[Figure record extracts]
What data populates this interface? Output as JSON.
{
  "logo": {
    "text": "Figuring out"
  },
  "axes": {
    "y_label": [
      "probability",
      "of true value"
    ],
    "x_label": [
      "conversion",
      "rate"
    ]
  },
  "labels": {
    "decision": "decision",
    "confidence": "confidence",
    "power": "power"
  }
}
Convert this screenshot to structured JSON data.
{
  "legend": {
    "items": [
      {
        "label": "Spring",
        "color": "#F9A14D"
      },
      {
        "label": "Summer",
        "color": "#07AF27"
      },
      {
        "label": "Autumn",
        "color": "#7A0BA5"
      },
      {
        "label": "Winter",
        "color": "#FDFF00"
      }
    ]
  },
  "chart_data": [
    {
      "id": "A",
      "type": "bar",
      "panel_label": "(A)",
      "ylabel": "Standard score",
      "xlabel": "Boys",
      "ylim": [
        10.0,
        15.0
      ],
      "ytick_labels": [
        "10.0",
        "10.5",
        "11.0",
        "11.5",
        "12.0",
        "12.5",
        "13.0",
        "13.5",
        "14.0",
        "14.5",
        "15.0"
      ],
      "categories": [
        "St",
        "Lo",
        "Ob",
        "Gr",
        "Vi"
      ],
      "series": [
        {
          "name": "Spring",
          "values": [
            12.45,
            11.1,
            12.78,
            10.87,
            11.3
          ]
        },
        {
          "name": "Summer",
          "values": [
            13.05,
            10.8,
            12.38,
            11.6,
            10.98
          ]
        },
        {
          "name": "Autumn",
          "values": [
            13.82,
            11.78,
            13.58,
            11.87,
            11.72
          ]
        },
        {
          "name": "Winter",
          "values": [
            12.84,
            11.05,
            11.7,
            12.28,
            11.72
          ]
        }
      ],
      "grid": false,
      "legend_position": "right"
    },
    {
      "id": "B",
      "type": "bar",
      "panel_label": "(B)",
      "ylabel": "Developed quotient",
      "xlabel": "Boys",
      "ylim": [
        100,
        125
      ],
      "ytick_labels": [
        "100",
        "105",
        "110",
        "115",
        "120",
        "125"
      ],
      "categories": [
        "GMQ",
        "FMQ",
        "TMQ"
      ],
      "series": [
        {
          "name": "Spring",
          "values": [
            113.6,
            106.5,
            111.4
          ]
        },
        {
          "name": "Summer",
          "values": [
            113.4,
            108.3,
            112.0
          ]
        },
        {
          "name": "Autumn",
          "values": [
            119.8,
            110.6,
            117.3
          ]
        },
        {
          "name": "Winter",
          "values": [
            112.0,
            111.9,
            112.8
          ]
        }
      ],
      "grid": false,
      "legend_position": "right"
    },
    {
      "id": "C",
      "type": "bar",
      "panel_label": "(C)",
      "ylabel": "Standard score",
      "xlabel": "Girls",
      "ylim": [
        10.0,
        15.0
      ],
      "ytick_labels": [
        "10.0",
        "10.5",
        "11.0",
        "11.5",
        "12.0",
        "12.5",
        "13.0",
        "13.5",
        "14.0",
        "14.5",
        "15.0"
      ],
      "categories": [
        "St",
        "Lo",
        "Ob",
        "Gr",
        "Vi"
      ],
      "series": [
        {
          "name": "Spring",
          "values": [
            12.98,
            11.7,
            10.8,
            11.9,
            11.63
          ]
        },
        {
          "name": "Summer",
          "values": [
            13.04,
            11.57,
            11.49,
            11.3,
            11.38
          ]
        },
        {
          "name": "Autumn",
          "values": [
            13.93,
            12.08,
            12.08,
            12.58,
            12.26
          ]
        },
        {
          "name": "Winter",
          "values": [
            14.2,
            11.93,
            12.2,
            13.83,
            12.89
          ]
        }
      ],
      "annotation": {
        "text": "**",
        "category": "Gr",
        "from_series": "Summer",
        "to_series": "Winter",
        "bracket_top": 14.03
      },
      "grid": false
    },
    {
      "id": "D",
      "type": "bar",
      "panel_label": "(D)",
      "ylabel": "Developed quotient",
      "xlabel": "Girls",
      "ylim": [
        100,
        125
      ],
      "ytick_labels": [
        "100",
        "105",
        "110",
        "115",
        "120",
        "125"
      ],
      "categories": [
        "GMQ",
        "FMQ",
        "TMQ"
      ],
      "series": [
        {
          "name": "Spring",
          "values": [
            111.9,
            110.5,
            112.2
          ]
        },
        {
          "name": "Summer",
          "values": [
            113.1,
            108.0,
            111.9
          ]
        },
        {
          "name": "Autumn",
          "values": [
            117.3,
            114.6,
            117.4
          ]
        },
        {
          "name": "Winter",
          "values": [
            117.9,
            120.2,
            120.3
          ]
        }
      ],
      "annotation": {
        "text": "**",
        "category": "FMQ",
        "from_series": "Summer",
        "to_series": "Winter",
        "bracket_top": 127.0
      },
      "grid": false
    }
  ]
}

#### [STATED PROBLEM]
Find each line holding the string "JSON" and copy it out.

#### [TASK OUTPUT]
What data populates this interface? Output as JSON.
Convert this screenshot to structured JSON data.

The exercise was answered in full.